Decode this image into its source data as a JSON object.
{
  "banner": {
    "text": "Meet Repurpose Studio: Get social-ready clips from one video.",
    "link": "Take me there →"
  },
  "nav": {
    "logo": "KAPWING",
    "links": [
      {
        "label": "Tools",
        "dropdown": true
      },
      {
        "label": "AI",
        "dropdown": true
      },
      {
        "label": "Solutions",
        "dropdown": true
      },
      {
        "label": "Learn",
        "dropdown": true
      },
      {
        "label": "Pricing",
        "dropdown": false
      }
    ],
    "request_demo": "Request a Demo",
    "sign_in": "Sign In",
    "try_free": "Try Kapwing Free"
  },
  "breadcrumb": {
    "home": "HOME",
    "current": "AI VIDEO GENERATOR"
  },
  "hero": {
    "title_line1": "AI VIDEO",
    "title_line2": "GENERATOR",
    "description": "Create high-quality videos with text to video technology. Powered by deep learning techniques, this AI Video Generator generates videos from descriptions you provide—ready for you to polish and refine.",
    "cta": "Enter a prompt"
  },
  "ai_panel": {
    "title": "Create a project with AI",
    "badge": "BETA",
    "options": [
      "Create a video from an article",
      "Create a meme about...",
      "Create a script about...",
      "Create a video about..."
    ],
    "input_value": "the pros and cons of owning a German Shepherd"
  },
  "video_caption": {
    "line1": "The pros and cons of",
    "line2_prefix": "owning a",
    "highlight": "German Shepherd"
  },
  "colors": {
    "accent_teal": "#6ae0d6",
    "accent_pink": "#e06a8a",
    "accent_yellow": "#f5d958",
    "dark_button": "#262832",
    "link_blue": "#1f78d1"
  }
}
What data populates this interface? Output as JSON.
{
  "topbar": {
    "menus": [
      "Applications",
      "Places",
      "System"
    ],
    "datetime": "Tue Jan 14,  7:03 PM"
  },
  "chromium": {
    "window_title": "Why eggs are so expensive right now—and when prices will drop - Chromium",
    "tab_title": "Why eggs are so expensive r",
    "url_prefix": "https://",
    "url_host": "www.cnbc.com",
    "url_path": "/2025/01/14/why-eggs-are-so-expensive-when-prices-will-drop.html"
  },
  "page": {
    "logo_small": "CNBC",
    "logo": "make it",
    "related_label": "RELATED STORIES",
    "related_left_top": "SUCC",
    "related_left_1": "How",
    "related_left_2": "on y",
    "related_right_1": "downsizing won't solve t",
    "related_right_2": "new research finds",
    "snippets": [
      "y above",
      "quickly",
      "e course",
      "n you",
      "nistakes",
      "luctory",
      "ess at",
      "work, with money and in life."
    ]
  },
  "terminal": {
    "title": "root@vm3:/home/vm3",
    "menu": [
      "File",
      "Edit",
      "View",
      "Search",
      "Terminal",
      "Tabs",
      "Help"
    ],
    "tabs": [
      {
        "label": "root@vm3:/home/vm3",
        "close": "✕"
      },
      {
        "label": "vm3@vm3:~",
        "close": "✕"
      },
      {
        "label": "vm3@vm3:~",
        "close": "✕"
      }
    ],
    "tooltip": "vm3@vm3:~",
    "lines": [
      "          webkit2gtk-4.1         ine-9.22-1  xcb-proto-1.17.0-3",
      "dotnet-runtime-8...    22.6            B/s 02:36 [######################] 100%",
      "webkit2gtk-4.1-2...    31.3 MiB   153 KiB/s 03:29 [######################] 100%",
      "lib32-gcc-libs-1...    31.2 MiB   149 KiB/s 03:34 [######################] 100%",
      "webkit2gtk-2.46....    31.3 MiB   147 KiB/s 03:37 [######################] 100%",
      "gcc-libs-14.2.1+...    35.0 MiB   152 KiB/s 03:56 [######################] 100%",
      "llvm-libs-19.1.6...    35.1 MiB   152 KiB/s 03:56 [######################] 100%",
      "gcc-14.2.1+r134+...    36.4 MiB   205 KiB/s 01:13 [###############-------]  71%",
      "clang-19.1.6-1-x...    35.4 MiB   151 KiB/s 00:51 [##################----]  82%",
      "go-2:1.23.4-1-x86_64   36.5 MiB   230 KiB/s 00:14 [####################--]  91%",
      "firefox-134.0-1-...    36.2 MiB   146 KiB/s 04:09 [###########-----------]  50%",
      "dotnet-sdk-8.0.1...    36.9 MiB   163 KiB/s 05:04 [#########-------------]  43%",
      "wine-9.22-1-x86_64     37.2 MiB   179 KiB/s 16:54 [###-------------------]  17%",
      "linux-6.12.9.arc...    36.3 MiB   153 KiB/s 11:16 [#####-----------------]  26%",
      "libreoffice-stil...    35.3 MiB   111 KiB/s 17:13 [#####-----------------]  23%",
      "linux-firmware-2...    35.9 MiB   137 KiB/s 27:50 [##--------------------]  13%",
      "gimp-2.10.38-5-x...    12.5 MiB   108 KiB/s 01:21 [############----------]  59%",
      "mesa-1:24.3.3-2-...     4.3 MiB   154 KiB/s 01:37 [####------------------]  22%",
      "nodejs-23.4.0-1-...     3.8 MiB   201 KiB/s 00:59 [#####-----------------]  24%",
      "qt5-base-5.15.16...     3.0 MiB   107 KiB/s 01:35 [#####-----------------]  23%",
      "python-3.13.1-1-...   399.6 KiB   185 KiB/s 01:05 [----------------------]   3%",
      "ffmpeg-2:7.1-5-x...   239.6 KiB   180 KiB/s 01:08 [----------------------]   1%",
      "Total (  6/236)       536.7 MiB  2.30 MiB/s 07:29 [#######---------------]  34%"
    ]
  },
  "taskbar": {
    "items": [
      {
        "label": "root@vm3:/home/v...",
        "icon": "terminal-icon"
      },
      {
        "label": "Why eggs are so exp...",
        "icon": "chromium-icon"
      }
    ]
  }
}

WHAT THE EXERCISE ASKS: List each line in the listing that contains the string "text".

OUTPUT FOR THIS TASK:
    "text": "Meet Repurpose Studio: Get social-ready clips from one video.",
    "description": "Create high-quality videos with text to video technology. Powered by deep learning techniques, this AI Video Generator generates videos from descriptions you provide—ready for you to polish and refine.",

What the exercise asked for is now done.